══ DATA SHOWN
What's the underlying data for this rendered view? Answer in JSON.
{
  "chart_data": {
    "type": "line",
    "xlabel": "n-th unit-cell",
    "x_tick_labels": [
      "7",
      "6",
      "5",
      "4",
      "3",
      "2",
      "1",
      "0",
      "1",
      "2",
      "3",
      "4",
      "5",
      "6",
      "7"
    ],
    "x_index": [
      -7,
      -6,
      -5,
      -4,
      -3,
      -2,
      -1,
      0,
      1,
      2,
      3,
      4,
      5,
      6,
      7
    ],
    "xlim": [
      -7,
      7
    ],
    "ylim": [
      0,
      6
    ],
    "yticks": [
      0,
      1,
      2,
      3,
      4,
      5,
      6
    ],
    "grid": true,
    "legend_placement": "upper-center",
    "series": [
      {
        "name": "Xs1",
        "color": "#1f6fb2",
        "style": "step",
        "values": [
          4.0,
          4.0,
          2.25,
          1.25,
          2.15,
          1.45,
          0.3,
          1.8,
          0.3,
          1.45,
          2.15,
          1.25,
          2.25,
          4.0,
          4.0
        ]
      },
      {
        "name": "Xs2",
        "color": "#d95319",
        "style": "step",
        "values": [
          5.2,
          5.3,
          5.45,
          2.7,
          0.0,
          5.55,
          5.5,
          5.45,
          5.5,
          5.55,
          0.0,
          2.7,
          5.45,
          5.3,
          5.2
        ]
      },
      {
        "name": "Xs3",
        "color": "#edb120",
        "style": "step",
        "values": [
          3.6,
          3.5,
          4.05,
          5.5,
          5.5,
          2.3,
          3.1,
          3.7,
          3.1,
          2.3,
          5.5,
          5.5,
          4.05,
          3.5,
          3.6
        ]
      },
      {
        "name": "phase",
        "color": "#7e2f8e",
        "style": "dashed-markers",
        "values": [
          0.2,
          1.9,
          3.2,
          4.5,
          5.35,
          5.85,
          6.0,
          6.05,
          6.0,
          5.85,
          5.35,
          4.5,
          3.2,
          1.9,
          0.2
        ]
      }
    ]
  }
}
════
→ **INSTRUCTION**: The lines above should be duplicated exactly.

→ **ANSWER TO THIS PROBLEM**:
What's the underlying data for this rendered view? Answer in JSON.
{
  "chart_data": {
    "type": "line",
    "xlabel": "n-th unit-cell",
    "x_tick_labels": [
      "7",
      "6",
      "5",
      "4",
      "3",
      "2",
      "1",
      "0",
      "1",
      "2",
      "3",
      "4",
      "5",
      "6",
      "7"
    ],
    "x_index": [
      -7,
      -6,
      -5,
      -4,
      -3,
      -2,
      -1,
      0,
      1,
      2,
      3,
      4,
      5,
      6,
      7
    ],
    "xlim": [
      -7,
      7
    ],
    "ylim": [
      0,
      6
    ],
    "yticks": [
      0,
      1,
      2,
      3,
      4,
      5,
      6
    ],
    "grid": true,
    "legend_placement": "upper-center",
    "series": [
      {
        "name": "Xs1",
        "color": "#1f6fb2",
        "style": "step",
        "values": [
          4.0,
          4.0,
          2.25,
          1.25,
          2.15,
          1.45,
          0.3,
          1.8,
          0.3,
          1.45,
          2.15,
          1.25,
          2.25,
          4.0,
          4.0
        ]
      },
      {
        "name": "Xs2",
        "color": "#d95319",
        "style": "step",
        "values": [
          5.2,
          5.3,
          5.45,
          2.7,
          0.0,
          5.55,
          5.5,
          5.45,
          5.5,
          5.55,
          0.0,
          2.7,
          5.45,
          5.3,
          5.2
        ]
      },
      {
        "name": "Xs3",
        "color": "#edb120",
        "style": "step",
        "values": [
          3.6,
          3.5,
          4.05,
          5.5,
          5.5,
          2.3,
          3.1,
          3.7,
          3.1,
          2.3,
          5.5,
          5.5,
          4.05,
          3.5,
          3.6
        ]
      },
      {
        "name": "phase",
        "color": "#7e2f8e",
        "style": "dashed-markers",
        "values": [
          0.2,
          1.9,
          3.2,
          4.5,
          5.35,
          5.85,
          6.0,
          6.05,
          6.0,
          5.85,
          5.35,
          4.5,
          3.2,
          1.9,
          0.2
        ]
      }
    ]
  }
}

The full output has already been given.